◆ RECORDS FOR THE TASK:

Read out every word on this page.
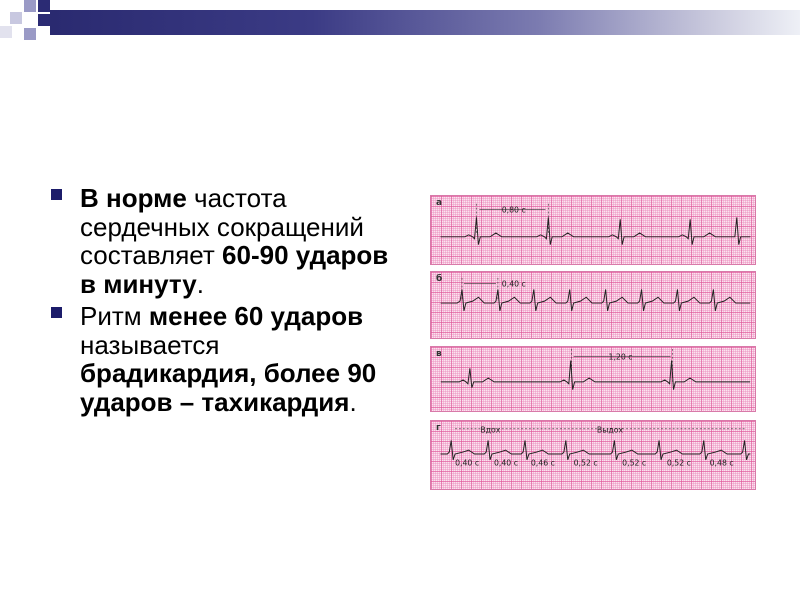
В норме частота сердечных сокращений составляет 60-90 ударов в минуту.
Ритм менее 60 ударов называется брадикардия, более 90 ударов – тахикардия.
а
0,80 с
б
0,40 с
в	1,20 с
г	Вдох	Выдох
0,40 с 0,40 с 0,46 с 0,52 с	0,52 с	0,52 с 0,48 с
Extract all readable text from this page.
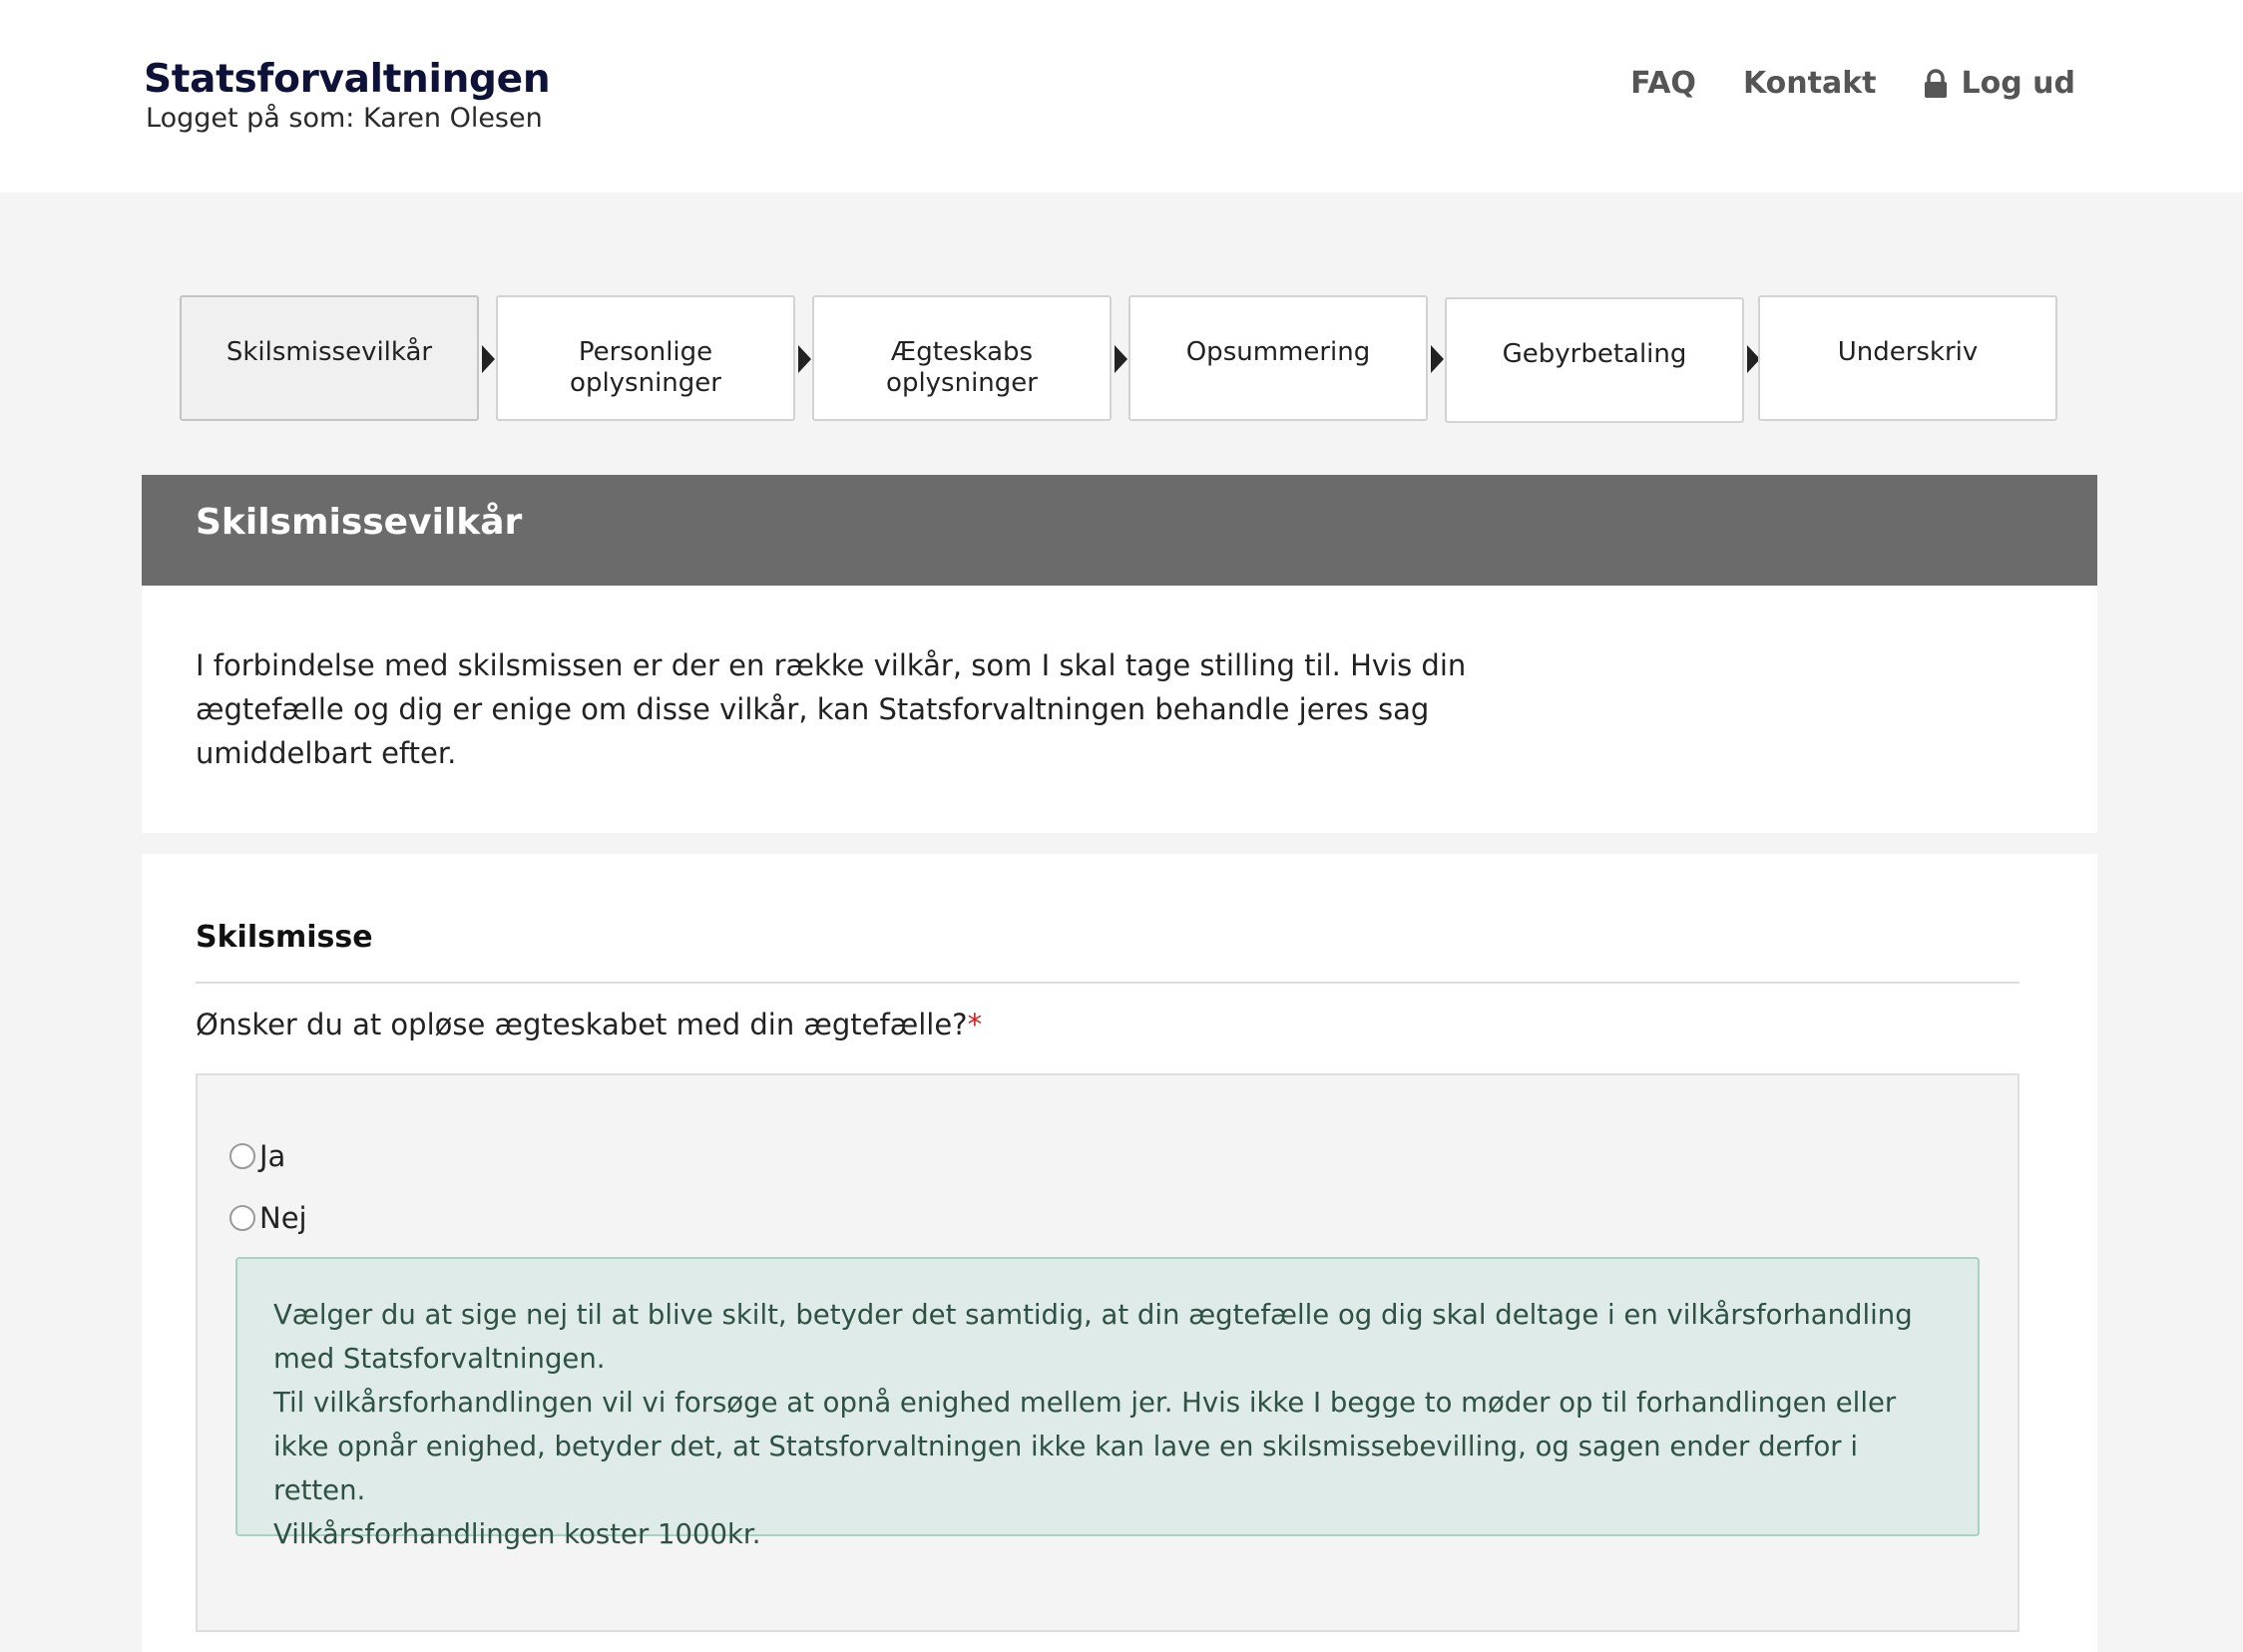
Statsforvaltningen
Logget på som: Karen Olesen
FAQ Kontakt	Log ud
Skilsmissevilkår	Personlige
oplysninger
Ægteskabs
oplysninger
Opsummering	Gebyrbetaling	Underskriv
Skilsmissevilkår

I forbindelse med skilsmissen er der en række vilkår, som I skal tage stilling til. Hvis din ægtefælle og dig er enige om disse vilkår, kan Statsforvaltningen behandle jeres sag umiddelbart efter.

Skilsmisse
Ønsker du at opløse ægteskabet med din ægtefælle?*
Ja
Nej

Vælger du at sige nej til at blive skilt, betyder det samtidig, at din ægtefælle og dig skal deltage i en vilkårsforhandling med Statsforvaltningen.
Til vilkårsforhandlingen vil vi forsøge at opnå enighed mellem jer. Hvis ikke I begge to møder op til forhandlingen eller ikke opnår enighed, betyder det, at Statsforvaltningen ikke kan lave en skilsmissebevilling, og sagen ender derfor i retten.
Vilkårsforhandlingen koster 1000kr.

◆ TO BE DONE: In the records above, find the line containing "Extract all readable text from this page.", then please restate it and each line after it word for word, pictures excluded.

◆ EXPECTED ANSWER:
Extract all readable text from this page.
Statsforvaltningen
Logget på som: Karen Olesen
FAQ Kontakt	Log ud
Skilsmissevilkår	Personlige
oplysninger
Ægteskabs
oplysninger
Opsummering	Gebyrbetaling	Underskriv
Skilsmissevilkår

I forbindelse med skilsmissen er der en række vilkår, som I skal tage stilling til. Hvis din ægtefælle og dig er enige om disse vilkår, kan Statsforvaltningen behandle jeres sag umiddelbart efter.

Skilsmisse
Ønsker du at opløse ægteskabet med din ægtefælle?*
Ja
Nej

Vælger du at sige nej til at blive skilt, betyder det samtidig, at din ægtefælle og dig skal deltage i en vilkårsforhandling med Statsforvaltningen.
Til vilkårsforhandlingen vil vi forsøge at opnå enighed mellem jer. Hvis ikke I begge to møder op til forhandlingen eller ikke opnår enighed, betyder det, at Statsforvaltningen ikke kan lave en skilsmissebevilling, og sagen ender derfor i retten.
Vilkårsforhandlingen koster 1000kr.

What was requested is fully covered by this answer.